━━━ Given information

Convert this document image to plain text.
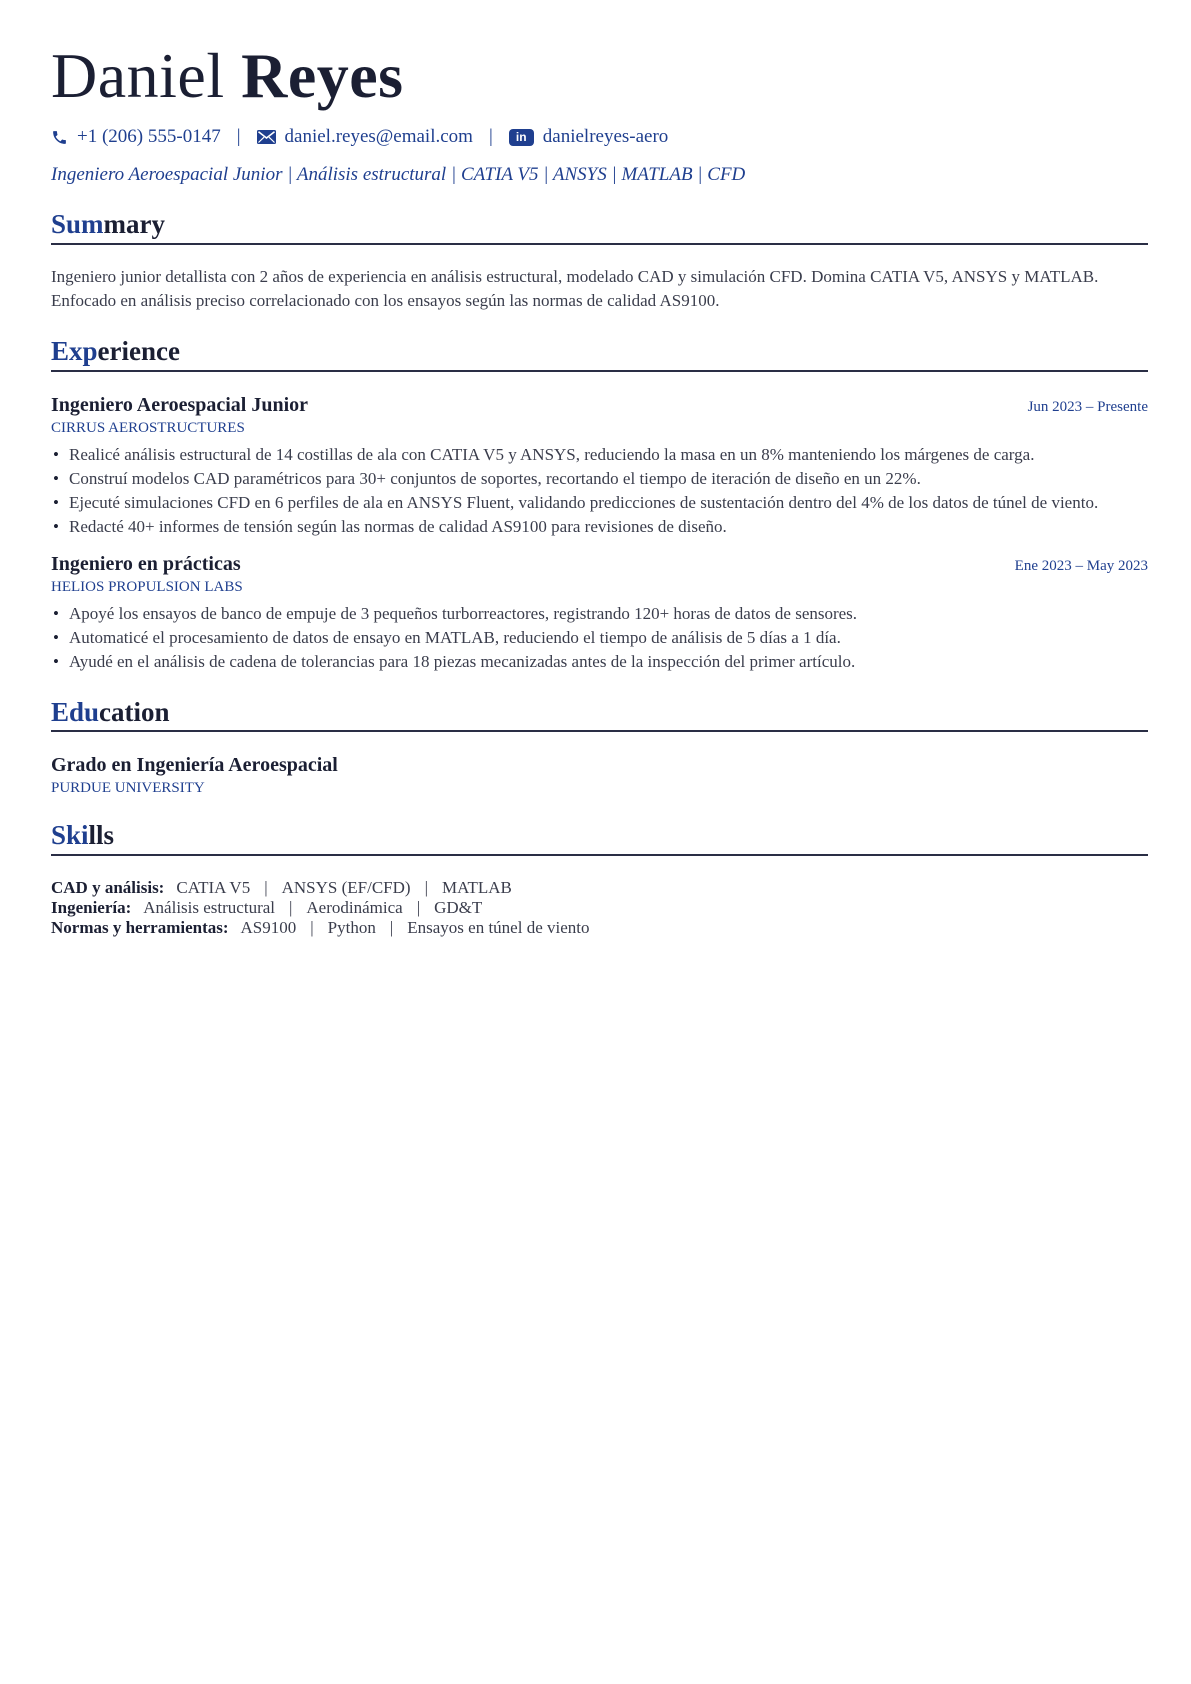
Daniel Reyes
+1 (206) 555-0147 | daniel.reyes@email.com |	in danielreyes-aero
Ingeniero Aeroespacial Junior | Análisis estructural | CATIA V5 | ANSYS | MATLAB | CFD
Summary
Ingeniero junior detallista con 2 años de experiencia en análisis estructural, modelado CAD y simulación CFD. Domina CATIA V5, ANSYS y MATLAB. Enfocado en análisis preciso correlacionado con los ensayos según las normas de calidad AS9100.
Experience
Ingeniero Aeroespacial Junior	Jun 2023 – Presente
CIRRUS AEROSTRUCTURES
• Realicé análisis estructural de 14 costillas de ala con CATIA V5 y ANSYS, reduciendo la masa en un 8% manteniendo los márgenes de carga.
• Construí modelos CAD paramétricos para 30+ conjuntos de soportes, recortando el tiempo de iteración de diseño en un 22%.
• Ejecuté simulaciones CFD en 6 perfiles de ala en ANSYS Fluent, validando predicciones de sustentación dentro del 4% de los datos de túnel de viento.
• Redacté 40+ informes de tensión según las normas de calidad AS9100 para revisiones de diseño.
Ingeniero en prácticas	Ene 2023 – May 2023
HELIOS PROPULSION LABS
• Apoyé los ensayos de banco de empuje de 3 pequeños turborreactores, registrando 120+ horas de datos de sensores.
• Automaticé el procesamiento de datos de ensayo en MATLAB, reduciendo el tiempo de análisis de 5 días a 1 día.
• Ayudé en el análisis de cadena de tolerancias para 18 piezas mecanizadas antes de la inspección del primer artículo.
Education
Grado en Ingeniería Aeroespacial
PURDUE UNIVERSITY
Skills
CAD y análisis: CATIA V5 | ANSYS (EF/CFD) | MATLAB
Ingeniería: Análisis estructural | Aerodinámica | GD&T
Normas y herramientas: AS9100 | Python | Ensayos en túnel de viento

━━━━━━

> [Aim of the task]
Leaving the pictures out, transcribe the entries above exactly as written.

> [Expected output]
Convert this document image to plain text.
Daniel Reyes
+1 (206) 555-0147 | daniel.reyes@email.com |	in danielreyes-aero
Ingeniero Aeroespacial Junior | Análisis estructural | CATIA V5 | ANSYS | MATLAB | CFD
Summary
Ingeniero junior detallista con 2 años de experiencia en análisis estructural, modelado CAD y simulación CFD. Domina CATIA V5, ANSYS y MATLAB. Enfocado en análisis preciso correlacionado con los ensayos según las normas de calidad AS9100.
Experience
Ingeniero Aeroespacial Junior	Jun 2023 – Presente
CIRRUS AEROSTRUCTURES
• Realicé análisis estructural de 14 costillas de ala con CATIA V5 y ANSYS, reduciendo la masa en un 8% manteniendo los márgenes de carga.
• Construí modelos CAD paramétricos para 30+ conjuntos de soportes, recortando el tiempo de iteración de diseño en un 22%.
• Ejecuté simulaciones CFD en 6 perfiles de ala en ANSYS Fluent, validando predicciones de sustentación dentro del 4% de los datos de túnel de viento.
• Redacté 40+ informes de tensión según las normas de calidad AS9100 para revisiones de diseño.
Ingeniero en prácticas	Ene 2023 – May 2023
HELIOS PROPULSION LABS
• Apoyé los ensayos de banco de empuje de 3 pequeños turborreactores, registrando 120+ horas de datos de sensores.
• Automaticé el procesamiento de datos de ensayo en MATLAB, reduciendo el tiempo de análisis de 5 días a 1 día.
• Ayudé en el análisis de cadena de tolerancias para 18 piezas mecanizadas antes de la inspección del primer artículo.
Education
Grado en Ingeniería Aeroespacial
PURDUE UNIVERSITY
Skills
CAD y análisis: CATIA V5 | ANSYS (EF/CFD) | MATLAB
Ingeniería: Análisis estructural | Aerodinámica | GD&T
Normas y herramientas: AS9100 | Python | Ensayos en túnel de viento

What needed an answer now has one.